* **Work to do**
Among the lines below, how many carry the string "kostet"? Reply with a number and nothing else.

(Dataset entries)

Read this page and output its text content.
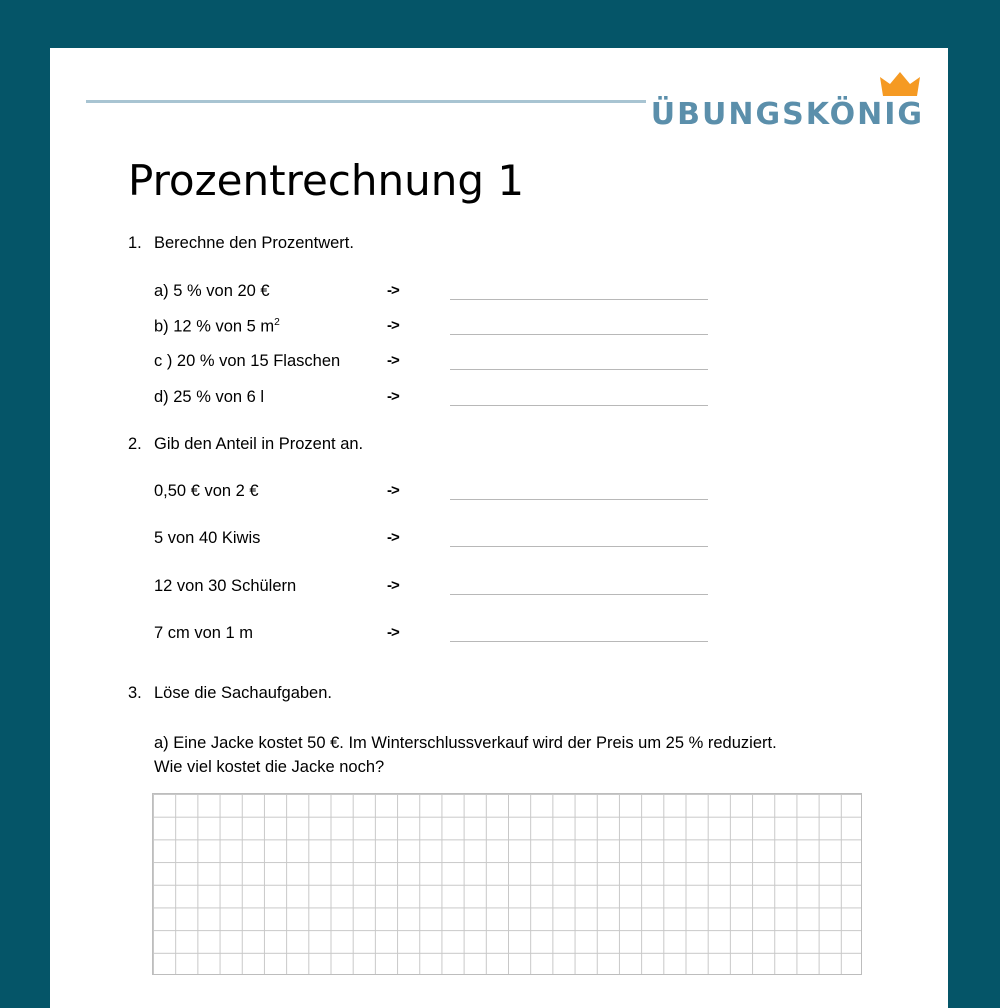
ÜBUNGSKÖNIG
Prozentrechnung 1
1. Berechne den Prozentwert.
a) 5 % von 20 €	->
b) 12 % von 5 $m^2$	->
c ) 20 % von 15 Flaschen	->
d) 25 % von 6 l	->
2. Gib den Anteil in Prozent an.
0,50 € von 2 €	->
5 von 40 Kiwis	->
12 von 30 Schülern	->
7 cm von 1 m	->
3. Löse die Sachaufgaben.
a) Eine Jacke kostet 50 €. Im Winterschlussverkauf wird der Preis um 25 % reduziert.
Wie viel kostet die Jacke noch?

* **Written response**
2